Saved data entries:

|---|

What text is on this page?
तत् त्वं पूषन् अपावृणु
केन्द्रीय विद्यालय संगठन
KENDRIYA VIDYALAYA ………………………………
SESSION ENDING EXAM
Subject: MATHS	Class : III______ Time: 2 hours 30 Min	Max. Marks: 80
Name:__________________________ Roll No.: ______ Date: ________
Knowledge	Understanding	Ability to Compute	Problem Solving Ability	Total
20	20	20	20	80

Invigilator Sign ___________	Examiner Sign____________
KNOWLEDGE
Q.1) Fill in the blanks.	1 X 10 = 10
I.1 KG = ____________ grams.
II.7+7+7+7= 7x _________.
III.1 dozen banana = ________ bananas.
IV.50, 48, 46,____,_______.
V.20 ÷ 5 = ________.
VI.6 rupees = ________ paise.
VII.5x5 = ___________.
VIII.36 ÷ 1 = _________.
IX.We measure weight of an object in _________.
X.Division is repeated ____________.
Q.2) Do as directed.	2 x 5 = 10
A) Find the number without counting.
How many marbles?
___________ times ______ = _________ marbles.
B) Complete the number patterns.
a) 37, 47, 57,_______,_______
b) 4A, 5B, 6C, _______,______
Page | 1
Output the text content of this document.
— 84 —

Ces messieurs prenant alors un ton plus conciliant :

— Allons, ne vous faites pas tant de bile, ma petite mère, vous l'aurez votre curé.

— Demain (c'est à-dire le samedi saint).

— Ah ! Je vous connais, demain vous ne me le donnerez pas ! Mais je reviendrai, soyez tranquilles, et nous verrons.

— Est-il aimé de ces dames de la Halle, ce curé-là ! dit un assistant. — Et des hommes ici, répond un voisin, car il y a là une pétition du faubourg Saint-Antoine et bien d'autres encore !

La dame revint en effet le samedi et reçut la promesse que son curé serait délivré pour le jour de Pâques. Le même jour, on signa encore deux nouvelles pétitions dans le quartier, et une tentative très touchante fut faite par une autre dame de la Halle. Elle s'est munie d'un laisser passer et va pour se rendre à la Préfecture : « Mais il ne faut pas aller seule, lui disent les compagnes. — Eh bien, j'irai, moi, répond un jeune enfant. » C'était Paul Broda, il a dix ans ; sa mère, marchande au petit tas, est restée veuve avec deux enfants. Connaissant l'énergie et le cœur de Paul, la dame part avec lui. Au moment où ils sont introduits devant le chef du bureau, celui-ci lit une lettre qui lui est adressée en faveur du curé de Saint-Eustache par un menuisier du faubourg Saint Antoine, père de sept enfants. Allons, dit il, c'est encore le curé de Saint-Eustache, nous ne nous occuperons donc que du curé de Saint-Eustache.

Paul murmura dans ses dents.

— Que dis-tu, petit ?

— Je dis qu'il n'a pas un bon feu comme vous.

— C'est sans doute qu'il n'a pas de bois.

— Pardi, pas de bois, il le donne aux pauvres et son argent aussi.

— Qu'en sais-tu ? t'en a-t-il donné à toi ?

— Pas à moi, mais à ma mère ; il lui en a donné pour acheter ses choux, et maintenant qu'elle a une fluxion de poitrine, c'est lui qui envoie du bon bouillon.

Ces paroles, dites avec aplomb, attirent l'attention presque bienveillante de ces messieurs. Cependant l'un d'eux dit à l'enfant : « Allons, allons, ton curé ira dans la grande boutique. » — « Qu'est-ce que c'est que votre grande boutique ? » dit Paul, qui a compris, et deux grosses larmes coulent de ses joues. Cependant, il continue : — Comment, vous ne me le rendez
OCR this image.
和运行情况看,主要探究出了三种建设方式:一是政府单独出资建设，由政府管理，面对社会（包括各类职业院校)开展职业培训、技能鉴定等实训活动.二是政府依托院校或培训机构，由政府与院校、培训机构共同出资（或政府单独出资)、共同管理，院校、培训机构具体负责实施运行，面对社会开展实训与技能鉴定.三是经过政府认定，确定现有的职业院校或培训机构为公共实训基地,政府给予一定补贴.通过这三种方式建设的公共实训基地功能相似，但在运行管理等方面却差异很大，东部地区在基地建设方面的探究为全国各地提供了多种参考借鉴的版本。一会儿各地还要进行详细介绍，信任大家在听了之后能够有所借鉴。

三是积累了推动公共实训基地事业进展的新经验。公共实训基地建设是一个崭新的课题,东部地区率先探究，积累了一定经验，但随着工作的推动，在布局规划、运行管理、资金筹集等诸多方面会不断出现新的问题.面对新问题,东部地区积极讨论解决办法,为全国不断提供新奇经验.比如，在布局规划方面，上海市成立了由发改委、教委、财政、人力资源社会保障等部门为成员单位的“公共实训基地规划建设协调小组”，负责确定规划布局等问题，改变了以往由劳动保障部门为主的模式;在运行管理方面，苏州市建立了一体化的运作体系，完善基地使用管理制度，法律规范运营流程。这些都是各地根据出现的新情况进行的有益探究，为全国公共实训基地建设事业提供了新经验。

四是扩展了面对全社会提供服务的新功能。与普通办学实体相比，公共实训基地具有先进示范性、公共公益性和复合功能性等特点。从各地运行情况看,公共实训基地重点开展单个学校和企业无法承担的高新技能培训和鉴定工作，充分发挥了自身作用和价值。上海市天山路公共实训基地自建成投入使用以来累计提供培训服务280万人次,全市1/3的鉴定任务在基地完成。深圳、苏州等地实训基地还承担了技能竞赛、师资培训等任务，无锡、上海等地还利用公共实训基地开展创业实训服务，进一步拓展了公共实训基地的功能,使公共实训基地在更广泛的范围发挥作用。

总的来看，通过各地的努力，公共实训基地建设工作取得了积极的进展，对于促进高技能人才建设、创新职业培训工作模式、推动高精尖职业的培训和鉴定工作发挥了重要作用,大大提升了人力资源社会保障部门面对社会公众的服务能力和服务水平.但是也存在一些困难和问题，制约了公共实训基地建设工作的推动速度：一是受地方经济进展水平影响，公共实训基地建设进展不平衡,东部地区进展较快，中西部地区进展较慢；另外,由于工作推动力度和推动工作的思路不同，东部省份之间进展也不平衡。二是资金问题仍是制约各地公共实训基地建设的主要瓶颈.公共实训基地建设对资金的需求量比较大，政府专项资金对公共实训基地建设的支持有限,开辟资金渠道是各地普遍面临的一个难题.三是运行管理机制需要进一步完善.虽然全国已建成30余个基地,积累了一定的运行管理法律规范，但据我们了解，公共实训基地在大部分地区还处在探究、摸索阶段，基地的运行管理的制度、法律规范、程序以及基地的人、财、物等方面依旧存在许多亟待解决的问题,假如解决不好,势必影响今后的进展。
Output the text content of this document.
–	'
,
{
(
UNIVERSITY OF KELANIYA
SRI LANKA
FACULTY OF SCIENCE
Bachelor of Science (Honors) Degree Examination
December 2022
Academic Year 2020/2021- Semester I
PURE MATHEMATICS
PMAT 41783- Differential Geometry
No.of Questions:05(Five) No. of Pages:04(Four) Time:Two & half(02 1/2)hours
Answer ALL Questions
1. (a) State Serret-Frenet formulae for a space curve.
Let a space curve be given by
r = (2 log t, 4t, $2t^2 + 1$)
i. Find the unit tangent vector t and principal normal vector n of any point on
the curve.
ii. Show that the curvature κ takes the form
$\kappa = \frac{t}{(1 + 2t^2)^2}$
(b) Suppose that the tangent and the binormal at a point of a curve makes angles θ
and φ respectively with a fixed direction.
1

|---|

Using the records given above, list every line that includes the word "point".

Full answer:
i. Find the unit tangent vector t and principal normal vector n of any point on
(b) Suppose that the tangent and the binormal at a point of a curve makes angles θ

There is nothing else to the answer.